Consigne 1
Traduisez en anglais la phrase suivante, tirée des chroniques d'albums : « Ambient scintillante (Calm Water, Heart), romantisme onirique flirtant avec l’hédonisme sans pour autant y sauter à pieds joints (Fallen Again, Babystar) et vibe brésilienne au groove irrésistible (Someone Like You) y font bon ménage avec la soul moderne et mélodique de sa comparse, avec à la clé l’un des albums les plus rafraîchissants de ce début d’été, qui entre nous en avait bien besoin. »
Consigne 2
Poursuivez les chroniques d'albums à partir de leur dernière phrase, dans le même registre.

Extrait du document
Blonde Redhead - The Shadow of the Guest (section1, 27/06)
Après le retour à l’hypersensibilité mélancolique d’un Sit Down For Dinner un chouia inégal mais poignant dans ses plus beaux moments, Kazu Makino et les frères Pace entérinent le geste sur ce 11e album solo en un peu plus de 30 ans, qui a pour spécificité de réinterpréter en ouverture 3 des plus beaux titres de l’opus précédent, réenregistrés avec un choeur d’enfants d’une grâce infinie (le Brooklyn Youth Chorus), exercice pourtant casse-gueule au possible qui ne tombe jamais ici dans l’emphase sirupeuse ou le lyrisme à gros sabots, privilégiant au contraire l’émotion dans la retenue. Entre un medley francophile des plus envoûtants accommodant sur 11 minutes l’hypnotique Kiss Her Kiss Her, Before et Snowman dans leurs versions Kazu, deux relectures assez merveilleuses du crève-coeur For the Damaged Coda (conclusion de Melody of Certain Damaged Lemons qui fêtait justement le quart de siècle il y a pile un mois), la première ourlée des mêmes choeurs désarmants et la seconde, plus étonnante encore, entre cuivres mariachi et orchestrations de toute beauté (Oda a Coda), et enfin le diptyque ambient-pop bucolique Good Morning Sunshine/Good Night Til Tomorrow, la suite du disque est tout à fait du même tonneau et vient rappeler 15 ans après le sous-estimé Penny Sparkle que Blonde Redhead a toujours brillé dans l’épure, quitte désormais à recycler son propre répertoire pour en tirer la substantifique moelle spleenétique.
Herbert & Momoko - Clay (Strut, 27/06)
Accompagné de la batteuse et chanteuse britannique Momoko Gill, surtout remarquée jusque là pour avoir collaboré le temps d’un chouette double single jazz psyché avec Alabaster dePlume et Rozi Plain sous le nom de Salty Road Dogs il y a une paire d’années, le touche-à-tout électronique Matthew Herbert s’attaque ici à une électro-pop aérienne et syncopée aux productions somatiques (Mowing), mettant les incursions jazzy des débuts de son Matthew Herbert Big Band au service de ce faux easy listening aux multiples subtilités rythmiques (More And More, Show Me, Circle Shore). Ambient scintillante (Calm Water, Heart), romantisme onirique flirtant avec l’hédonisme sans pour autant y sauter à pieds joints (Fallen Again, Babystar) et vibe brésilienne au groove irrésistible (Someone Like You) y font bon ménage avec la soul moderne et mélodique de sa comparse, avec à la clé l’un des albums les plus rafraîchissants de ce début d’été, qui entre nous en avait bien besoin.

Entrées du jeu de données
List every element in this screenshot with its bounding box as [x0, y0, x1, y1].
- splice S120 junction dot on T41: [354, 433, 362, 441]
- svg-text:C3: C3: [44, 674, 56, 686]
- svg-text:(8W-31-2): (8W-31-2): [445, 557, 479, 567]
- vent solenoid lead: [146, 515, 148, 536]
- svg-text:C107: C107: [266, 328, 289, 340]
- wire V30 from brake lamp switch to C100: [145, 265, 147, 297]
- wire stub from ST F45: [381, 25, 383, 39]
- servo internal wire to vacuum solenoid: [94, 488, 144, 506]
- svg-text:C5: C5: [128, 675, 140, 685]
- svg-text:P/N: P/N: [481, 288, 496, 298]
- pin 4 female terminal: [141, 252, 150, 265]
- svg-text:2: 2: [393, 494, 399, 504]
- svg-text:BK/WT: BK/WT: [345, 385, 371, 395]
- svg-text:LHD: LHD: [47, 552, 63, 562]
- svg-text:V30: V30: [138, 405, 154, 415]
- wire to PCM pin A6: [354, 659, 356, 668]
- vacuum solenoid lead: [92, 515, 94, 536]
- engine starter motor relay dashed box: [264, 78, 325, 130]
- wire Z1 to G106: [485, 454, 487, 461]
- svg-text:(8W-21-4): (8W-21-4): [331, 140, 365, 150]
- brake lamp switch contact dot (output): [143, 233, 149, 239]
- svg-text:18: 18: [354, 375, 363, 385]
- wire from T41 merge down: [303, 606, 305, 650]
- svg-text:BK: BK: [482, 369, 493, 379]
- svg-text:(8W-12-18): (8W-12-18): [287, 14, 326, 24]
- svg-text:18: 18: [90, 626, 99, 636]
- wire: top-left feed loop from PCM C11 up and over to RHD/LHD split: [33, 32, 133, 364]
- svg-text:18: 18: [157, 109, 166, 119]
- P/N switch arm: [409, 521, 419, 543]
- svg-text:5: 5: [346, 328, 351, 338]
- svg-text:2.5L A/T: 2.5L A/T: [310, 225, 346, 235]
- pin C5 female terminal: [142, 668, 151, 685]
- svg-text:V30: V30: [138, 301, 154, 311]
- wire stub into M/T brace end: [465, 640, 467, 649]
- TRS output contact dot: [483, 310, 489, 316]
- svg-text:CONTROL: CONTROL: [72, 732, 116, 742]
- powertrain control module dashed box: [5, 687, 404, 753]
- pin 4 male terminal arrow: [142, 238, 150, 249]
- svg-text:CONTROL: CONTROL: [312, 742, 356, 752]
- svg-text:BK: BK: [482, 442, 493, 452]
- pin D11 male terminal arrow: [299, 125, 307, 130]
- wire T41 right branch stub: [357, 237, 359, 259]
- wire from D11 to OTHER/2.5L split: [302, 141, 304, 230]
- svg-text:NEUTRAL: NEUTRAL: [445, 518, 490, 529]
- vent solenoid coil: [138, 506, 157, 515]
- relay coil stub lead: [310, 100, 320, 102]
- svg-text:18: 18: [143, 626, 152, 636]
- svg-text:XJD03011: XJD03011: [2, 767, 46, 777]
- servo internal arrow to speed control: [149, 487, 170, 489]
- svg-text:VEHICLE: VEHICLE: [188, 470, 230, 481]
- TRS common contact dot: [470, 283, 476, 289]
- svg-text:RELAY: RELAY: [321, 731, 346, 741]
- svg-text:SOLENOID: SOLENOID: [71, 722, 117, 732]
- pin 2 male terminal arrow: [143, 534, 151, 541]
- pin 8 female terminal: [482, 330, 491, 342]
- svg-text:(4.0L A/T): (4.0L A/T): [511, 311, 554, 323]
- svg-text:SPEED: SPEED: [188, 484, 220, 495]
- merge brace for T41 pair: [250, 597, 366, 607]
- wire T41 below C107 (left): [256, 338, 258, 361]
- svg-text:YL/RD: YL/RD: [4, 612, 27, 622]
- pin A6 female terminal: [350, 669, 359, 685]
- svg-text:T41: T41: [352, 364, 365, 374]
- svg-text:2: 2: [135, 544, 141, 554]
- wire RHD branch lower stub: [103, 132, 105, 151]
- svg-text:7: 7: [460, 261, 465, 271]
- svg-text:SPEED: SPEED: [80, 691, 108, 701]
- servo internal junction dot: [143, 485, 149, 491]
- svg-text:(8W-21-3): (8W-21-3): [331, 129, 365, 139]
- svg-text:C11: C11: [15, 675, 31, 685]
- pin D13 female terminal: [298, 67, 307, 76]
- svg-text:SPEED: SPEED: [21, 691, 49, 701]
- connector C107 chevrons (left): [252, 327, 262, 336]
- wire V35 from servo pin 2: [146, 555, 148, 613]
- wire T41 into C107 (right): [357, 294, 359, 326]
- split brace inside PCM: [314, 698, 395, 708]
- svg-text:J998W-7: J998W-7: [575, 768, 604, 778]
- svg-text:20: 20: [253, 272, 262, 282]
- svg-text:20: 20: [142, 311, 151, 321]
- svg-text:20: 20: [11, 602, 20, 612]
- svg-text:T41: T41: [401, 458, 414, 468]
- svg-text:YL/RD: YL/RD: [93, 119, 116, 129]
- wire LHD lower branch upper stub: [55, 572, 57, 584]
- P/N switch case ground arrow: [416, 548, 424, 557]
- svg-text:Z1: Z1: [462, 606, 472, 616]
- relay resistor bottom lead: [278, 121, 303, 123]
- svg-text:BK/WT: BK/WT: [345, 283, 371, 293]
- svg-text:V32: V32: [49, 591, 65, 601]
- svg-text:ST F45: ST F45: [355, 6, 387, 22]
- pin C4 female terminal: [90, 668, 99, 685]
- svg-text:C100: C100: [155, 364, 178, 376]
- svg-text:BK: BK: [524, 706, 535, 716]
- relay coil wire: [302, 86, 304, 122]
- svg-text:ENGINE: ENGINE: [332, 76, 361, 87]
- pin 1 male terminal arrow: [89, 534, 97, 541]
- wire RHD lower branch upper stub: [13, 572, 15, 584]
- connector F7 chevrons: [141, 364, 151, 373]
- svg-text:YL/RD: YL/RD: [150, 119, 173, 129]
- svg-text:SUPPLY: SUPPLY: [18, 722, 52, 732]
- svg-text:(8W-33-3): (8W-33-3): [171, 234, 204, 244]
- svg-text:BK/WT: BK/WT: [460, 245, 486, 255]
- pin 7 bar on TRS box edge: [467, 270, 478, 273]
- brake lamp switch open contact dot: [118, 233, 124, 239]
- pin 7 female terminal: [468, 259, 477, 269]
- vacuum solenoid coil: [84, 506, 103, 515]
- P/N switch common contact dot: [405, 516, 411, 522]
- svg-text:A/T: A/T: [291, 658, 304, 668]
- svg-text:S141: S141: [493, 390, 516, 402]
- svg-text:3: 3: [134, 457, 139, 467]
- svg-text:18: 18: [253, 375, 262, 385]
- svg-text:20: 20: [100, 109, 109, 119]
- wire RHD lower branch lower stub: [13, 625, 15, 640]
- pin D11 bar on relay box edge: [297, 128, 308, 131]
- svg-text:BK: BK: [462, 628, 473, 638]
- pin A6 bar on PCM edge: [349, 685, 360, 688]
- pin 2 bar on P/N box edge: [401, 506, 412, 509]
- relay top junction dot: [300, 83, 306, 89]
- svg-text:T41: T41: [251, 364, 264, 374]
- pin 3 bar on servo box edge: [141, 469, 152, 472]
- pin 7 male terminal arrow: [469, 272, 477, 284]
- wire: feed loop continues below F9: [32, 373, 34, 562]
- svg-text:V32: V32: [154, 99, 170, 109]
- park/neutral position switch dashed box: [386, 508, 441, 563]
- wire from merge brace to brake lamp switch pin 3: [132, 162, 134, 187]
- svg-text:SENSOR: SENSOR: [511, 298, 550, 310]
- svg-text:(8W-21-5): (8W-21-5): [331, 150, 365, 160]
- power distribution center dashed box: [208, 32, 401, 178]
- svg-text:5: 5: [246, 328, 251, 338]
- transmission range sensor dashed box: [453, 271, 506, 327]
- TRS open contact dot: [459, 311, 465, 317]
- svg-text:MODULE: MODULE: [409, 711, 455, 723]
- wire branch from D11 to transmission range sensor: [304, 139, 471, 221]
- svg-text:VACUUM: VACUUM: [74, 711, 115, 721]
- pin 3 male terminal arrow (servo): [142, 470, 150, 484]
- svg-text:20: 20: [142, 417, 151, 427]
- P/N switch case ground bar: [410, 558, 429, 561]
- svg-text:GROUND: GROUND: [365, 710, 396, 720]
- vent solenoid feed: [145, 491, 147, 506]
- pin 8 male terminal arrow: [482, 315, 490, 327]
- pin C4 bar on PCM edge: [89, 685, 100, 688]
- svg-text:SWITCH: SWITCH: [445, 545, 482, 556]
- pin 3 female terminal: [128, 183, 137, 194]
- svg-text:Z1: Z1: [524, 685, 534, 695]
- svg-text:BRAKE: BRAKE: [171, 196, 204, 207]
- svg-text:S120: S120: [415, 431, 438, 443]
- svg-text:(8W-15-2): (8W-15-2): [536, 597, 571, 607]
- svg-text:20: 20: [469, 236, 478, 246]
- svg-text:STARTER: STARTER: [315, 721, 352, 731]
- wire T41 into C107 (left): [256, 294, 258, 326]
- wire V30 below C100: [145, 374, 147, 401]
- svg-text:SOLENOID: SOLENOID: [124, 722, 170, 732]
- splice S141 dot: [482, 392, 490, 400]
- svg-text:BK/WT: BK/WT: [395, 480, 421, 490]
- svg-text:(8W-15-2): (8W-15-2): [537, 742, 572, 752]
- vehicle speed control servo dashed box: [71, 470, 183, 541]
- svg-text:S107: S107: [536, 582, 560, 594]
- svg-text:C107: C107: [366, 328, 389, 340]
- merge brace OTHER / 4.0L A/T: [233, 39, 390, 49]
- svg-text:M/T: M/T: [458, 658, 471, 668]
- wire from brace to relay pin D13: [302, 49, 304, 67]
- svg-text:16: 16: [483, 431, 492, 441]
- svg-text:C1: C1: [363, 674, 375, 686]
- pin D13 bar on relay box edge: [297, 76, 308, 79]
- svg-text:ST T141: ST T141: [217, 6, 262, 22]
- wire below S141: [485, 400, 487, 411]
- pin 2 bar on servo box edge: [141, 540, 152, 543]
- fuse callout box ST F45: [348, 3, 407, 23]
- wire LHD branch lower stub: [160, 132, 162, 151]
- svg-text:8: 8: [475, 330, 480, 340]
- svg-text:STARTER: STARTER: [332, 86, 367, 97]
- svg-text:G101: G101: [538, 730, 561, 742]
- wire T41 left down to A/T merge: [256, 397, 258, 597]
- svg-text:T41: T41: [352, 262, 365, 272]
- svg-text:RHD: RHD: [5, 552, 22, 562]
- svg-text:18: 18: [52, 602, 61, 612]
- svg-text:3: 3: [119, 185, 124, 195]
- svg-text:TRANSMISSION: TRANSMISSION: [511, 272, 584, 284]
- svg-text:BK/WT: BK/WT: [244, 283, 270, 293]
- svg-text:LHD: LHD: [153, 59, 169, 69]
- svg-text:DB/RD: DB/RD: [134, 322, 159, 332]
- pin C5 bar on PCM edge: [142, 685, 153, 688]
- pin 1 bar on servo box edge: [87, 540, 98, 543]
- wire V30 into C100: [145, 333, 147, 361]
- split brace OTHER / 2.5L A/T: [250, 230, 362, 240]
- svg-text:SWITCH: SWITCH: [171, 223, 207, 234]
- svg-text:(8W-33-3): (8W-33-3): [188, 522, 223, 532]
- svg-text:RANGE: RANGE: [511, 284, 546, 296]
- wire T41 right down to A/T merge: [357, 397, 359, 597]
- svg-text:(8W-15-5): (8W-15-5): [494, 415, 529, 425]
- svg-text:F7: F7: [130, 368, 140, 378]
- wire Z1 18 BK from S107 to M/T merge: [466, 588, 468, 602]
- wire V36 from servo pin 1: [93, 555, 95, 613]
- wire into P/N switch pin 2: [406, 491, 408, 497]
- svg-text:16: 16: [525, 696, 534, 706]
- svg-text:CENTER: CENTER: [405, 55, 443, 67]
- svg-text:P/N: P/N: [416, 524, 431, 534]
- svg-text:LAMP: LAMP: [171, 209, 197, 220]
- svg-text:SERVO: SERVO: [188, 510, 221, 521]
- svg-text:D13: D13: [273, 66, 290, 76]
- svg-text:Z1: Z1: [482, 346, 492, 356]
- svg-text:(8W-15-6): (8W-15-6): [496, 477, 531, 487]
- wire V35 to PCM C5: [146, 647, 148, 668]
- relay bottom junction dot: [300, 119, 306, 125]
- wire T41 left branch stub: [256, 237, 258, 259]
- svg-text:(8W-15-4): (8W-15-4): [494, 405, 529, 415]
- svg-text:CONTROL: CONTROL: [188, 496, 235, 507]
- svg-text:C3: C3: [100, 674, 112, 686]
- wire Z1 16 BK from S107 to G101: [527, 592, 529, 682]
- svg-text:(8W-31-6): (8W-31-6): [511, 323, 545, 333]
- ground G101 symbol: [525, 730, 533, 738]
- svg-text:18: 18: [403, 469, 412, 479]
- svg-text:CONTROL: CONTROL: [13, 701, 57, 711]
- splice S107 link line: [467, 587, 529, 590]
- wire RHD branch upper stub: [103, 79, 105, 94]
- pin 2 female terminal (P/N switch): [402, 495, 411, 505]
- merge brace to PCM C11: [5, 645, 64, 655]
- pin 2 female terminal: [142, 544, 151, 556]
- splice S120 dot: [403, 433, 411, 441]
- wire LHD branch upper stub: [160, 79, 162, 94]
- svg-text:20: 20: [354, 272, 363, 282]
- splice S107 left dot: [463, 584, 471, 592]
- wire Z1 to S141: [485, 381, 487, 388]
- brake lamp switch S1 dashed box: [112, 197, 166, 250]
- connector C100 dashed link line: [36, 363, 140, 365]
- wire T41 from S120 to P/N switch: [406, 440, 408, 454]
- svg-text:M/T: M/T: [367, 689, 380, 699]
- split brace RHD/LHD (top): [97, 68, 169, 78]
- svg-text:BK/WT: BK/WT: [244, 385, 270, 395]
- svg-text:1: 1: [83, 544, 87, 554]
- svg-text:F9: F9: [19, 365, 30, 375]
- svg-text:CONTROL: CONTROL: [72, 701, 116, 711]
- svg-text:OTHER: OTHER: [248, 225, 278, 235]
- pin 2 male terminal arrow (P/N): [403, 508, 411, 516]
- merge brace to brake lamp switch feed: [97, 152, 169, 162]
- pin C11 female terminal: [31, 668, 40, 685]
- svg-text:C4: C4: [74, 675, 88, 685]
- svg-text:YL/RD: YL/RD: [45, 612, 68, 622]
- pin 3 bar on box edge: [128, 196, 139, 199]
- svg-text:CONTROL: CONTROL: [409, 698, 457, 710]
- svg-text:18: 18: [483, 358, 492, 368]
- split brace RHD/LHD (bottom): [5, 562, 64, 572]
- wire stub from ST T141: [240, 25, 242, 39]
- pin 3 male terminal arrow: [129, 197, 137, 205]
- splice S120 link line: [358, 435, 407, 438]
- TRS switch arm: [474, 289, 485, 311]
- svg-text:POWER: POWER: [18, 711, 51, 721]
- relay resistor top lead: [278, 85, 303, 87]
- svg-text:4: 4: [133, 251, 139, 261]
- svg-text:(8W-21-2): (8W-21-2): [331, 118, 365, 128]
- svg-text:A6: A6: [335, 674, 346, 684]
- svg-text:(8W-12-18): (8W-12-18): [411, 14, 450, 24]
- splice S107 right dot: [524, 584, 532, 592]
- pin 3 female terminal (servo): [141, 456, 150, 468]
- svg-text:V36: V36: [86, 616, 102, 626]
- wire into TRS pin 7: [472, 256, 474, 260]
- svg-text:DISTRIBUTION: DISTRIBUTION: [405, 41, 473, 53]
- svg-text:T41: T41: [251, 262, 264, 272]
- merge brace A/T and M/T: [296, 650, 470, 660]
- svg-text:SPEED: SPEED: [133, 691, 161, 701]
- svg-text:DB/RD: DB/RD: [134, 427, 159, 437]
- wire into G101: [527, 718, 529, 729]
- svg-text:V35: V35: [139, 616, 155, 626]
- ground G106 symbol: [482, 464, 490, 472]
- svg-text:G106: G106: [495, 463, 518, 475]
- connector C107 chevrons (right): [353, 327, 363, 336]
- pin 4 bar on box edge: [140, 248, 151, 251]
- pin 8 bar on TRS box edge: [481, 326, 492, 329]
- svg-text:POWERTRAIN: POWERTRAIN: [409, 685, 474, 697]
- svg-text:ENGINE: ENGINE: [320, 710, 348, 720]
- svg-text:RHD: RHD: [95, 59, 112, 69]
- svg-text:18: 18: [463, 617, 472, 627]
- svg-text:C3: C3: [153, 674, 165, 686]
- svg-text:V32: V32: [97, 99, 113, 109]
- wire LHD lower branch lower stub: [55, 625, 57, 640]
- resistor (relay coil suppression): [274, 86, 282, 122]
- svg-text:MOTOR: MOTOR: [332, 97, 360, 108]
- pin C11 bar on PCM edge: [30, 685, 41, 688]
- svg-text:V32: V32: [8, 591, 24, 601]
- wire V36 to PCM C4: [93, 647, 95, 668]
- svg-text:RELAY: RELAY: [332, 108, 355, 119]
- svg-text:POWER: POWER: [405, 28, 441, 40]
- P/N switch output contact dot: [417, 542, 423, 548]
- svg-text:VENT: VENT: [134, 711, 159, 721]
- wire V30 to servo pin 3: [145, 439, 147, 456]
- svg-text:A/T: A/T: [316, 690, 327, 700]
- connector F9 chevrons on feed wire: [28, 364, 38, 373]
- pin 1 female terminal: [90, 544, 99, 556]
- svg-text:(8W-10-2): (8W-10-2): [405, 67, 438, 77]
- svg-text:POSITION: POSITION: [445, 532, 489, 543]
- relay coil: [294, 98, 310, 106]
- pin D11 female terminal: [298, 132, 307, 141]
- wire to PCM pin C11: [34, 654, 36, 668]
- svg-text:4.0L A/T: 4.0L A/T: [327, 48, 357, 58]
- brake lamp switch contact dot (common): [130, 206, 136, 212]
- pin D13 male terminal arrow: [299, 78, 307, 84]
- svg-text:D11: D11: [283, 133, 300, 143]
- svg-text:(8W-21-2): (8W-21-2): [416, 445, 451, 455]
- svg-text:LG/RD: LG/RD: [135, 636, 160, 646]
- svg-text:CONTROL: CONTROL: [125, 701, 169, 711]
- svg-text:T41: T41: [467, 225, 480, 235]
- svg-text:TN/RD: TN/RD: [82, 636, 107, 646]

Résultat 1
Shimmering ambient (Calm Water, Heart), dreamlike romanticism that flirts with hedonism without jumping into it with both feet (Fallen Again, Babystar) and a Brazilian vibe with an irresistible groove (Someone Like You) sit comfortably alongside the modern, melodic soul of his partner, the result being one of the most refreshing albums of this early summer, which, between us, was sorely needed.

Résultat 2
Akira Kosemura - MIRAI (Schole, 27/06)
On attendait beaucoup sur le papier de ce nouvel opus du pianiste et musicien ambient tokyoïte, qui avait pris part il y a quelques années à notre gargantuesque compilation hommage à "Twin Peaks". Le line-up de guests était en effet assez prometteur, avec notamment Devendra Banhart (sur un chouette Ongaku presque folk-pop chanté en japonais) ou Will Wiesenfeld aka Baths justement de retour cette année pour poser leur voix - une nouveauté chez Kosemura - sur les instrus électro-ambient aux arrangements de cordes asiatiques ou néoclassiques proéminents du fondateur du label Schole. Là où le bât blesse, c’est que le lyrisme (vocal autant que musical) y est beaucoup plus prononcé qu’à l’accoutumée, parfois jusqu’au trop-plein (Atlas, Underflow, ou cet Always You bien trop dans l’air du temps entre autotune sur les chorus et beat aux accents trap), ce qui n’empêche pas quelques moments de grâce, à commencer par l’épuré Lore avec le Britannique d’origine indienne Jatinder Singh Durhailay au sitar, le délicat et pianistique Under The Starry Sky enluminé par les nappes vaporeuses d’Hollie Kenniff, ou encore l’éthéré The Walking Man sous-tendu d’une rythmique electronica efficace, sur lequel les vocalises susurrées du susmentionné Baths font leur petit effet.
Jim Noir - Undercover Versions EP (Autoproduction, 24/06)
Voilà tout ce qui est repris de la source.